[Problem statement] Which lines hold the word "this"? Copy each one.

[Dataset entries]
━━━━━━━━━━━━━━━━

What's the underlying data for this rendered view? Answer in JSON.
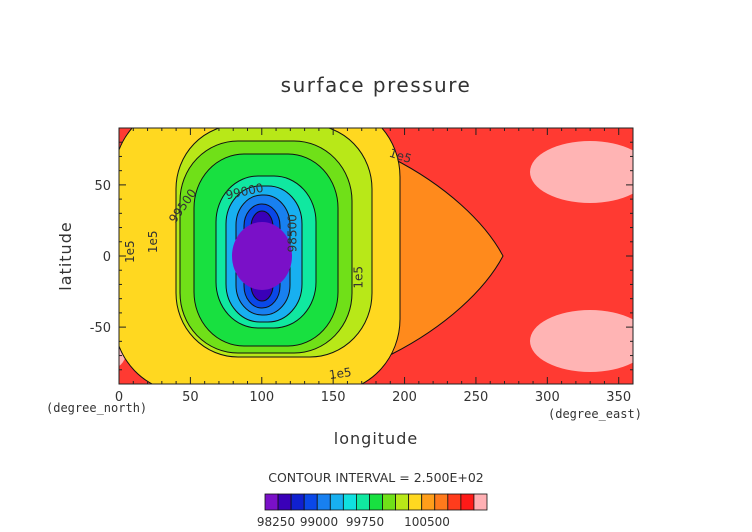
{
  "chart_data": {
    "type": "heatmap",
    "title": "surface pressure",
    "xlabel": "longitude",
    "ylabel": "latitude",
    "x_unit": "(degree_east)",
    "y_unit": "(degree_north)",
    "xlim": [
      0,
      360
    ],
    "ylim": [
      -90,
      90
    ],
    "x_ticks": [
      0,
      50,
      100,
      150,
      200,
      250,
      300,
      350
    ],
    "y_ticks": [
      -50,
      0,
      50
    ],
    "contour_interval_text": "CONTOUR INTERVAL = 2.500E+02",
    "contour_labels": [
      {
        "text": "1e5",
        "lon": 197,
        "lat": 70
      },
      {
        "text": "1e5",
        "lon": 8,
        "lat": 3
      },
      {
        "text": "1e5",
        "lon": 24,
        "lat": 10
      },
      {
        "text": "1e5",
        "lon": 168,
        "lat": -15
      },
      {
        "text": "1e5",
        "lon": 155,
        "lat": -83
      },
      {
        "text": "99500",
        "lon": 45,
        "lat": 35
      },
      {
        "text": "99000",
        "lon": 88,
        "lat": 45
      },
      {
        "text": "98500",
        "lon": 122,
        "lat": 16
      }
    ],
    "colorbar": {
      "tick_labels": [
        "98250",
        "99000",
        "99750",
        "100500"
      ],
      "colors": [
        "#7a10c8",
        "#3a00b8",
        "#1020d0",
        "#0a48e8",
        "#1880f0",
        "#18b0f0",
        "#10e0e0",
        "#10e8a0",
        "#18e040",
        "#70e018",
        "#b8e818",
        "#ffd820",
        "#ff9e1a",
        "#ff7a1c",
        "#ff3c1c",
        "#ff1a18",
        "#ffb0b4"
      ]
    },
    "levels": [
      98250,
      98500,
      98750,
      99000,
      99250,
      99500,
      99750,
      100000,
      100250,
      100500
    ],
    "background_colour": "#ff3a32",
    "high_patch_colour": "#ffb4b4",
    "orange_colour": "#ff8a1c"
  }
}
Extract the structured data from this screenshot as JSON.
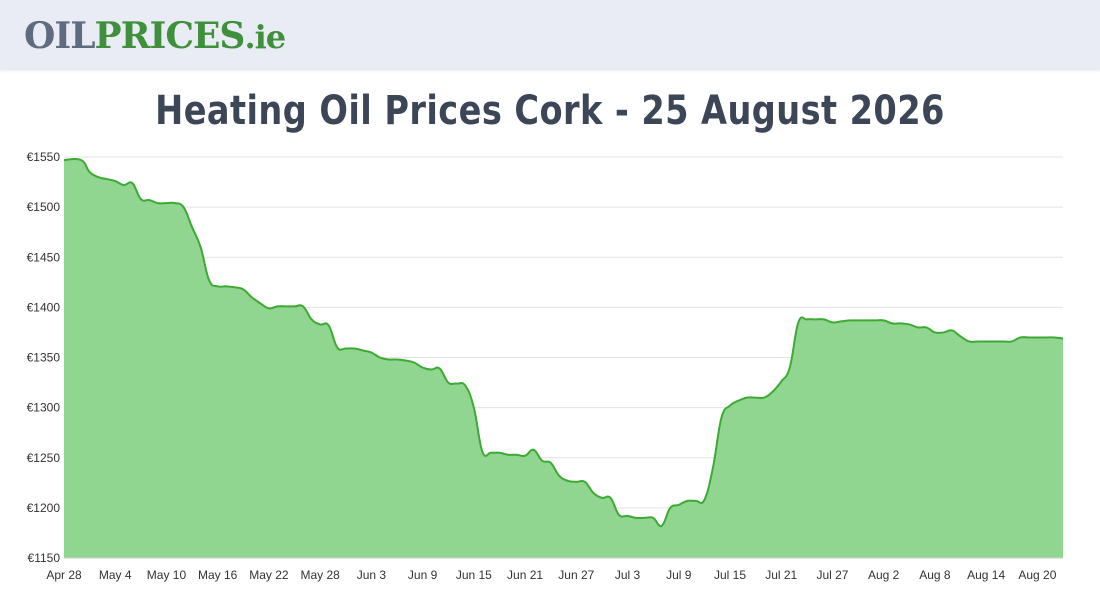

━━━━━━━━━━━━━━━━

[Expected answer]
What's the underlying data for this rendered view? Answer in JSON.
Extract the structured data from this screenshot as JSON.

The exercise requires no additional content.